CHALLENGE:
Find the lines that hold "начала". Report only how many there are.

LISTED ENTRIES:

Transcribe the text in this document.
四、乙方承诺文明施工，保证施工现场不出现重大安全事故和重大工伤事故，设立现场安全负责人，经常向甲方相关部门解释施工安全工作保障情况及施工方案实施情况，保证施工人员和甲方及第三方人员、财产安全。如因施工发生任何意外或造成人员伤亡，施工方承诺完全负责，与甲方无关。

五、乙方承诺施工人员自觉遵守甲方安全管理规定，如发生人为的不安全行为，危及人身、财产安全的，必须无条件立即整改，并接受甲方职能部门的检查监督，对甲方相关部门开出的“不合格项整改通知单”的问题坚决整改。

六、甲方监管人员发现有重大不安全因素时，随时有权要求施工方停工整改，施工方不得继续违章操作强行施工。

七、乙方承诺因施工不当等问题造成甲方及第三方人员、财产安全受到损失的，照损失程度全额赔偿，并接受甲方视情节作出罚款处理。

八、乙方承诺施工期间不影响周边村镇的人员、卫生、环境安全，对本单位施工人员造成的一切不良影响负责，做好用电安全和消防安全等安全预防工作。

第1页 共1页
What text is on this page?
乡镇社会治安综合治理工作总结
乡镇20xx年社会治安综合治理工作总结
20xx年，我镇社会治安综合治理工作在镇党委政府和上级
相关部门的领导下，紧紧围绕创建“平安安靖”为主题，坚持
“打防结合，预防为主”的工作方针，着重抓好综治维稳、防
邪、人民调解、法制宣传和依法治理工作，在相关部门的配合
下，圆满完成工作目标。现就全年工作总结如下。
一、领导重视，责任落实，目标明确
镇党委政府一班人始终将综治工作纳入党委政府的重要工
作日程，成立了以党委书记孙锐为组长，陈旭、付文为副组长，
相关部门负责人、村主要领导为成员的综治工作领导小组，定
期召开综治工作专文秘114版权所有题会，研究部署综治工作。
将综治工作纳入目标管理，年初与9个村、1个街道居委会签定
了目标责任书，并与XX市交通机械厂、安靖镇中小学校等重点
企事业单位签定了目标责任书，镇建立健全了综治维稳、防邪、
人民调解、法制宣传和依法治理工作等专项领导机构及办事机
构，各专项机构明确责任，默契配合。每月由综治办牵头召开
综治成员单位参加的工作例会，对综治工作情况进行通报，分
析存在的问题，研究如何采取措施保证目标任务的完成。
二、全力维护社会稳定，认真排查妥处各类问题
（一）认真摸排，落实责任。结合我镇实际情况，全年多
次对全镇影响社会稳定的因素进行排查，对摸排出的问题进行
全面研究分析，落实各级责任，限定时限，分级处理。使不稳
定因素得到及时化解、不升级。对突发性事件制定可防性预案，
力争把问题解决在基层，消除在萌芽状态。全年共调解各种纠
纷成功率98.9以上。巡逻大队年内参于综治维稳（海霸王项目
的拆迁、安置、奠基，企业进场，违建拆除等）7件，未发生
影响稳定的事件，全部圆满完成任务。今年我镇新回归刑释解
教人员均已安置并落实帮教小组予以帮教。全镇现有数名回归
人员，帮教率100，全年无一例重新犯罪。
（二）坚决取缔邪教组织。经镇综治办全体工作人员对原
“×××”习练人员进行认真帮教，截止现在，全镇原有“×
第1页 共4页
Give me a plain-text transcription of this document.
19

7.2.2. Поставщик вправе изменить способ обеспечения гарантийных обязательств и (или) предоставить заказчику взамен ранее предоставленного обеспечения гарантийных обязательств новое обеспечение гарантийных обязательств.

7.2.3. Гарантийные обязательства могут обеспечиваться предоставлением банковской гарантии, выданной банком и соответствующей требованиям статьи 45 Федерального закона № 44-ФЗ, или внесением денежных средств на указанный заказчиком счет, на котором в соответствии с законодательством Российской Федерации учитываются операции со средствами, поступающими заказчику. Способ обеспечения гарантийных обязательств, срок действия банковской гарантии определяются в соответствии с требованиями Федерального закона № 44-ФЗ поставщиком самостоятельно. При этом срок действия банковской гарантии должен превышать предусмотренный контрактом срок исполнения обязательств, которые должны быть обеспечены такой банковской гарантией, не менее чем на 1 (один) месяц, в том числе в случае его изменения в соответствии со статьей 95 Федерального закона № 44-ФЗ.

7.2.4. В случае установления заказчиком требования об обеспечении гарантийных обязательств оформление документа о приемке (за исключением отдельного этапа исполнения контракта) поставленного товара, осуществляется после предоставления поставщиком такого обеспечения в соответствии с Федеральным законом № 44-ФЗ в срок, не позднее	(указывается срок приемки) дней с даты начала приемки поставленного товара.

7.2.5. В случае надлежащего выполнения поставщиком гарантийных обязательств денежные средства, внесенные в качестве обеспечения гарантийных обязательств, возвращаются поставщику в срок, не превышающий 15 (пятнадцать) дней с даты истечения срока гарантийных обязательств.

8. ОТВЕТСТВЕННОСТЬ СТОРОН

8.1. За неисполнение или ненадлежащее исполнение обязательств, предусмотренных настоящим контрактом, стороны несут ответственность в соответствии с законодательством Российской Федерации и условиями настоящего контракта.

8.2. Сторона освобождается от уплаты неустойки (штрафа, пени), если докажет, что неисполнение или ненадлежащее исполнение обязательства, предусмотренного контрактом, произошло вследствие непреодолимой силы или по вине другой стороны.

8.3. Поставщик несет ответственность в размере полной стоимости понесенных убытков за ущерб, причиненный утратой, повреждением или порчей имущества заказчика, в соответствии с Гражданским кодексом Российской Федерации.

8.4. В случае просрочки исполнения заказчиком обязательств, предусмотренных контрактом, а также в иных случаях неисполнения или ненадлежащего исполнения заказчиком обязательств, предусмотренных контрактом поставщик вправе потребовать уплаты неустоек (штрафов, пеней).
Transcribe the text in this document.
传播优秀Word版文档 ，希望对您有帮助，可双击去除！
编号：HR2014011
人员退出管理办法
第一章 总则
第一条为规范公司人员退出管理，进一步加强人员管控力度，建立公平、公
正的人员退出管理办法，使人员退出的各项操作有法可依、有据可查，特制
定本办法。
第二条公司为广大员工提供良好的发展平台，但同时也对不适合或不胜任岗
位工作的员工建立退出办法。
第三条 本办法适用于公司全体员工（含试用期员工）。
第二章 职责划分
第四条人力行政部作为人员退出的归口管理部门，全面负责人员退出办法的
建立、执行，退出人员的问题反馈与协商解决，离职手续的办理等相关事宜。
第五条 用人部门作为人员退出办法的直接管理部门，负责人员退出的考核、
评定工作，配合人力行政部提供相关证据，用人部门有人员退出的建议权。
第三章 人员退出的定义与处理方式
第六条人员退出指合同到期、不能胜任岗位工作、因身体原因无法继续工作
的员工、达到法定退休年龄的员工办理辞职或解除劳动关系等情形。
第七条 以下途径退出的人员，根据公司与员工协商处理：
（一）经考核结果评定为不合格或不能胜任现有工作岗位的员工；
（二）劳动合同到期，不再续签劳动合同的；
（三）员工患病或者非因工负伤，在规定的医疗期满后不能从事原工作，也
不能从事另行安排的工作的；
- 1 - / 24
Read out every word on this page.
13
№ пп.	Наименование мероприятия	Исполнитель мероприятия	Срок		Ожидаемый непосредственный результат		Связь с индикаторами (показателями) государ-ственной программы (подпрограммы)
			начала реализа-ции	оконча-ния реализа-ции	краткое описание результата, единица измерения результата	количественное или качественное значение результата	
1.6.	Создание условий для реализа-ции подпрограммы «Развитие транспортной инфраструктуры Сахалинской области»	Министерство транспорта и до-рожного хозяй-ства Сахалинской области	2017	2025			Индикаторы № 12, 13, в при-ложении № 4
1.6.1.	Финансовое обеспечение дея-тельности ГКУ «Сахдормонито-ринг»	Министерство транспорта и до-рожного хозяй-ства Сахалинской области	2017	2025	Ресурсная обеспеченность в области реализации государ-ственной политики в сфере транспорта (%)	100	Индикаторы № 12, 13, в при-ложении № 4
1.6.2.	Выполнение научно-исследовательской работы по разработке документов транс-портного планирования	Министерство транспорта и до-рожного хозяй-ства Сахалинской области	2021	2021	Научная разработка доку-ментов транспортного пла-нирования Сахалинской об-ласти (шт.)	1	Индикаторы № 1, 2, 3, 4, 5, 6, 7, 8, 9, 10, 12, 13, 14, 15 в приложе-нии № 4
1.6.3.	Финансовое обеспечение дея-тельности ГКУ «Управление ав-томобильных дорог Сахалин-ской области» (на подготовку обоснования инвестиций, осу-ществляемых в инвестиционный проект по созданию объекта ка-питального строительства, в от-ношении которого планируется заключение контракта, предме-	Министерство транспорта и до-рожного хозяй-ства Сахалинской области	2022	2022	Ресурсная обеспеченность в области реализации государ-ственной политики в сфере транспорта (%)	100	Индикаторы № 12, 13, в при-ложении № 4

THE ANSWER:
2